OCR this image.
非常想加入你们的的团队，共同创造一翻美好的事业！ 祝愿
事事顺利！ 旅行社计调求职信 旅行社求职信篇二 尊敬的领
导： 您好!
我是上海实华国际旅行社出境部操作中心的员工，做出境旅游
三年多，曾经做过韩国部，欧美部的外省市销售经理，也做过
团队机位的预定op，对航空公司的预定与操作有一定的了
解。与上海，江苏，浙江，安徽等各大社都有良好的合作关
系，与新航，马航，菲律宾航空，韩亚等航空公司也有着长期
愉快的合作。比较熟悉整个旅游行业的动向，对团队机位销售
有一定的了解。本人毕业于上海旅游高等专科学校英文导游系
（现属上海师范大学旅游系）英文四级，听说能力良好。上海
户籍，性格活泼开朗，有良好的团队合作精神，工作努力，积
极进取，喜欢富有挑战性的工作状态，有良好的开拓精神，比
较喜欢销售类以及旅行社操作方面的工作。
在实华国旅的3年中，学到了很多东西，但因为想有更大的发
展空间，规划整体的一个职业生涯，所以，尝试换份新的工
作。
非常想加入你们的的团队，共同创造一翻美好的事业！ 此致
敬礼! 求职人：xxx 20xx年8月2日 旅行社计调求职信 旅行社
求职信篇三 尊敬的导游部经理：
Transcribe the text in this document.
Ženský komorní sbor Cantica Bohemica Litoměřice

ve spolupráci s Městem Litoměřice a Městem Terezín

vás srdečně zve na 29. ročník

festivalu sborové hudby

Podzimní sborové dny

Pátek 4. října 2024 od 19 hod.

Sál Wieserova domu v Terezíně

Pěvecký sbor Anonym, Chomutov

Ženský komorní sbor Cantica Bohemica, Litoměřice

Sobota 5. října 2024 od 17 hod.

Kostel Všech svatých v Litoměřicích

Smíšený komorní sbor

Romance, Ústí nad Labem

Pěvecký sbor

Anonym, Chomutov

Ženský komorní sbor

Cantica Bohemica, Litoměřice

====

§ Exercise directions
Copy out the whole listing, exactly as written.

§ Response below
OCR this image.
非常想加入你们的的团队，共同创造一翻美好的事业！ 祝愿
事事顺利！ 旅行社计调求职信 旅行社求职信篇二 尊敬的领
导： 您好!
我是上海实华国际旅行社出境部操作中心的员工，做出境旅游
三年多，曾经做过韩国部，欧美部的外省市销售经理，也做过
团队机位的预定op，对航空公司的预定与操作有一定的了
解。与上海，江苏，浙江，安徽等各大社都有良好的合作关
系，与新航，马航，菲律宾航空，韩亚等航空公司也有着长期
愉快的合作。比较熟悉整个旅游行业的动向，对团队机位销售
有一定的了解。本人毕业于上海旅游高等专科学校英文导游系
（现属上海师范大学旅游系）英文四级，听说能力良好。上海
户籍，性格活泼开朗，有良好的团队合作精神，工作努力，积
极进取，喜欢富有挑战性的工作状态，有良好的开拓精神，比
较喜欢销售类以及旅行社操作方面的工作。
在实华国旅的3年中，学到了很多东西，但因为想有更大的发
展空间，规划整体的一个职业生涯，所以，尝试换份新的工
作。
非常想加入你们的的团队，共同创造一翻美好的事业！ 此致
敬礼! 求职人：xxx 20xx年8月2日 旅行社计调求职信 旅行社
求职信篇三 尊敬的导游部经理：
Transcribe the text in this document.
Ženský komorní sbor Cantica Bohemica Litoměřice

ve spolupráci s Městem Litoměřice a Městem Terezín

vás srdečně zve na 29. ročník

festivalu sborové hudby

Podzimní sborové dny

Pátek 4. října 2024 od 19 hod.

Sál Wieserova domu v Terezíně

Pěvecký sbor Anonym, Chomutov

Ženský komorní sbor Cantica Bohemica, Litoměřice

Sobota 5. října 2024 od 17 hod.

Kostel Všech svatých v Litoměřicích

Smíšený komorní sbor

Romance, Ústí nad Labem

Pěvecký sbor

Anonym, Chomutov

Ženský komorní sbor

Cantica Bohemica, Litoměřice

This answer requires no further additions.